** Given instruction **
Scan the lines below for the string "operacyjne" and copy every one that has it.

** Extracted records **
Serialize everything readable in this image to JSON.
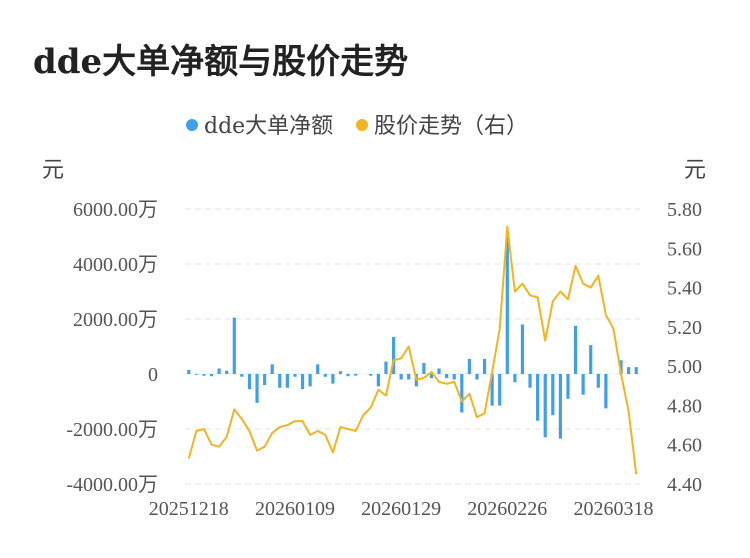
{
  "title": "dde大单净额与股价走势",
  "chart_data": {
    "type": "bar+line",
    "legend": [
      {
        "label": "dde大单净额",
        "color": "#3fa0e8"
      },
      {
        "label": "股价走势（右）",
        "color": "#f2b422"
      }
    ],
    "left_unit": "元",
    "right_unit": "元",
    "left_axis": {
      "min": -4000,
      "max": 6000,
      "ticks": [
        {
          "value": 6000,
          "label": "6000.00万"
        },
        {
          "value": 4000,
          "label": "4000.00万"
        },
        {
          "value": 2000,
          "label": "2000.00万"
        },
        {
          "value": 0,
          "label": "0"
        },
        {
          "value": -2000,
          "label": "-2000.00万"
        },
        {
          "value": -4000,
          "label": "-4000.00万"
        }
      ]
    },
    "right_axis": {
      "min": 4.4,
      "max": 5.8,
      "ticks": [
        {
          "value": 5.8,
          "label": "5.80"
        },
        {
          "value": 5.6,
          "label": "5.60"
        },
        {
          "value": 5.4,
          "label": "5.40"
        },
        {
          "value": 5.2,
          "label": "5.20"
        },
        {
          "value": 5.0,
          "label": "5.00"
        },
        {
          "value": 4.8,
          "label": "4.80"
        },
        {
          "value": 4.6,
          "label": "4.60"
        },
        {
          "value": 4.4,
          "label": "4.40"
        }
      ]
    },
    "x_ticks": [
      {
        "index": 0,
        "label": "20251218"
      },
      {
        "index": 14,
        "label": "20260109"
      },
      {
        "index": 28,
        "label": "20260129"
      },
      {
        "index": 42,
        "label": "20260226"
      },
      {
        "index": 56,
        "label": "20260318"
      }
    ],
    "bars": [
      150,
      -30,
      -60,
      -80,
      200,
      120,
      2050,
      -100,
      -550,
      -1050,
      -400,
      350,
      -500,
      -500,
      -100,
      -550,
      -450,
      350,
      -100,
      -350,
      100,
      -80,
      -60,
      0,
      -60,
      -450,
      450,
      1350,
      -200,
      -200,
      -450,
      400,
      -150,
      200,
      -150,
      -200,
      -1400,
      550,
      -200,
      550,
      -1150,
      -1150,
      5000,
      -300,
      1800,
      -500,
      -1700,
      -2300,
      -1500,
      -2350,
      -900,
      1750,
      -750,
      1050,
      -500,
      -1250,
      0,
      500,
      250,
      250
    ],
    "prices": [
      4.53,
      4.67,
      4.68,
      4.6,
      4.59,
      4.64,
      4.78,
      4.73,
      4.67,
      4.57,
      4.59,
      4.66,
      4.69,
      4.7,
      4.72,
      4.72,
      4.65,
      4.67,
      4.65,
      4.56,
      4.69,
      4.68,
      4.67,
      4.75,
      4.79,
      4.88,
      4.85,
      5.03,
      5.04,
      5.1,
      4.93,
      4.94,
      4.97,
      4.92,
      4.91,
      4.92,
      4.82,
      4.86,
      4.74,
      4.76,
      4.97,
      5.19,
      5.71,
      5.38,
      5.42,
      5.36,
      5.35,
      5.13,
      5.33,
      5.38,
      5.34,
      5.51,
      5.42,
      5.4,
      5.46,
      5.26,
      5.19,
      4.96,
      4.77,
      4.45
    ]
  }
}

* * *

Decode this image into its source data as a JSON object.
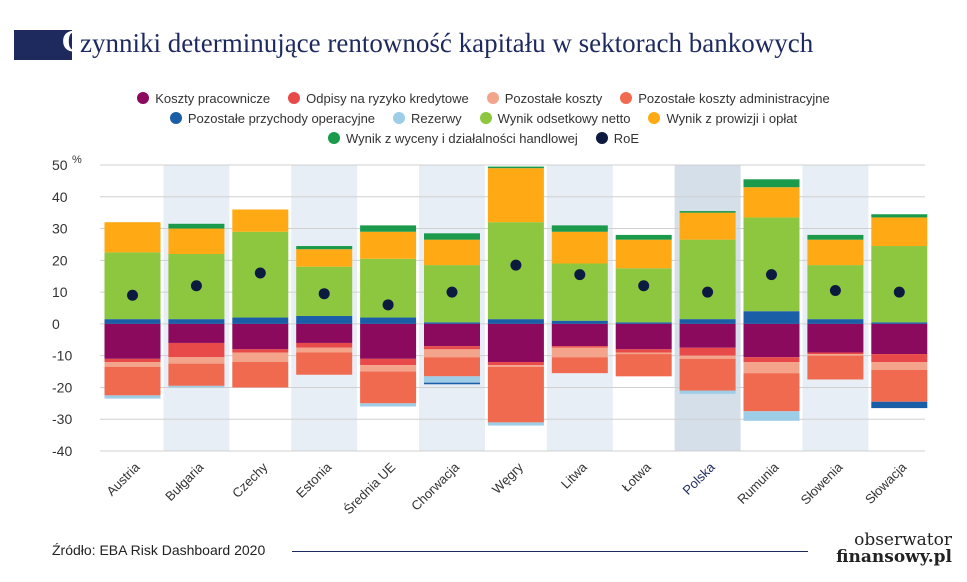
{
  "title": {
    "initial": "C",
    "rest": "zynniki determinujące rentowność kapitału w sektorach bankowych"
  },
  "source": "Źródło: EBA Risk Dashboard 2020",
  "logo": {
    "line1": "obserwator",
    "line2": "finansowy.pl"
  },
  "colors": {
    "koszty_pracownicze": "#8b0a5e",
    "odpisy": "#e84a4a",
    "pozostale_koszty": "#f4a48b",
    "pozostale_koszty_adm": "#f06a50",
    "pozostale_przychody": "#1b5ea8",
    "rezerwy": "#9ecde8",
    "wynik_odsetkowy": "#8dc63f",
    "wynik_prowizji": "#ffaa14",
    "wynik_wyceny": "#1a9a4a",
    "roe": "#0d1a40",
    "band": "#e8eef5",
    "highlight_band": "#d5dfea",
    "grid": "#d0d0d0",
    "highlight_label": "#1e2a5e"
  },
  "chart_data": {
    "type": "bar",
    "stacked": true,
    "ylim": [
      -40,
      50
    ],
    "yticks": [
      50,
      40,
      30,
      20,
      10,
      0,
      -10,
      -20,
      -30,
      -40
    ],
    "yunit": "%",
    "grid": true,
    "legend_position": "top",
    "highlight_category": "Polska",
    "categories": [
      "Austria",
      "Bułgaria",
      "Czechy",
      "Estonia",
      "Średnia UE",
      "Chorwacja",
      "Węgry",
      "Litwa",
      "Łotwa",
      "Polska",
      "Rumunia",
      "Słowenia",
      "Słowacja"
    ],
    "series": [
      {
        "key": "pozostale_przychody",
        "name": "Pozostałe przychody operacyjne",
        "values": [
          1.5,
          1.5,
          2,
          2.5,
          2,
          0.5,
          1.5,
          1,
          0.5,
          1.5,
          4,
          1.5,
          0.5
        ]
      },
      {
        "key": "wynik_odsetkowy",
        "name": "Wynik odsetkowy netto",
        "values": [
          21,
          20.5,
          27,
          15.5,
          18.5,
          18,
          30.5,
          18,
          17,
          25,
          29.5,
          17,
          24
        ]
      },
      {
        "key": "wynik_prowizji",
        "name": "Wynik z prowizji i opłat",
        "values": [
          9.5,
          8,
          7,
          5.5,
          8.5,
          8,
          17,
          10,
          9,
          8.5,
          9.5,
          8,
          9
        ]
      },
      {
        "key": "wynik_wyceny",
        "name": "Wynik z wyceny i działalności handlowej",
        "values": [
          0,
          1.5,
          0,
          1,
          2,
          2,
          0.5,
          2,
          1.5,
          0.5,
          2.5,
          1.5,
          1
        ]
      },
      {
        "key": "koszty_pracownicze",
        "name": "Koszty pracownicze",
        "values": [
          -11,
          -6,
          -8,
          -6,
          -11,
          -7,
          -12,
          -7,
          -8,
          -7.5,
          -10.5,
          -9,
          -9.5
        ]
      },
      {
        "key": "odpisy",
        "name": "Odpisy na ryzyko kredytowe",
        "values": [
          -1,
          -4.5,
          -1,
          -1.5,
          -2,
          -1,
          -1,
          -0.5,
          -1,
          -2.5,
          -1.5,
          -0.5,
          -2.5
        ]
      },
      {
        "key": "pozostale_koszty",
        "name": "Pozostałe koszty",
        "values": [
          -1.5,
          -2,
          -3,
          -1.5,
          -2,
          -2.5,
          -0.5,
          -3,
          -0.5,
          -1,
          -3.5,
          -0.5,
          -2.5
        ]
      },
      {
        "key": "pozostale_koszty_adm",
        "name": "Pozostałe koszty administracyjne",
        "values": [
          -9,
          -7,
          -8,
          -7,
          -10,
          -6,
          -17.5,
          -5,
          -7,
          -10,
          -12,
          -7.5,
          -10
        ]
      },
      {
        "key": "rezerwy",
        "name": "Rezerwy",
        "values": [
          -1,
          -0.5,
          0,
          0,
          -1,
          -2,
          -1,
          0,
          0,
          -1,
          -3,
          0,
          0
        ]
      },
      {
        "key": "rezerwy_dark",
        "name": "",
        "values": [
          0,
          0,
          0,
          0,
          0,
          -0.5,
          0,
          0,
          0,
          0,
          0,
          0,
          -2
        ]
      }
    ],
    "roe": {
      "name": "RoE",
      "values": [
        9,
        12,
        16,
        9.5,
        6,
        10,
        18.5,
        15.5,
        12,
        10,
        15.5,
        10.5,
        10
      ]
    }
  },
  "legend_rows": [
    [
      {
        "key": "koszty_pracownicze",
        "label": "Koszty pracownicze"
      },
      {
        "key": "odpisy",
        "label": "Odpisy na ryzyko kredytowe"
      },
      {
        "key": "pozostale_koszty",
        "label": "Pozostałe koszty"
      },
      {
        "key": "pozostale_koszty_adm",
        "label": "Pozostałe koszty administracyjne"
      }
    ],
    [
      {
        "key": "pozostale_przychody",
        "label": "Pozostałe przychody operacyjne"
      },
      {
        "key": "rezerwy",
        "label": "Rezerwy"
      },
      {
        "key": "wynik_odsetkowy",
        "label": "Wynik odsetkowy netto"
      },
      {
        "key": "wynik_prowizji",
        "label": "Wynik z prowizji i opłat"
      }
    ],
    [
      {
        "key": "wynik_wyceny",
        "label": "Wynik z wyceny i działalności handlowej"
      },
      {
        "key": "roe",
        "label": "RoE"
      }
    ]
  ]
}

** Output **
        "name": "Pozostałe przychody operacyjne",
        "label": "Pozostałe przychody operacyjne"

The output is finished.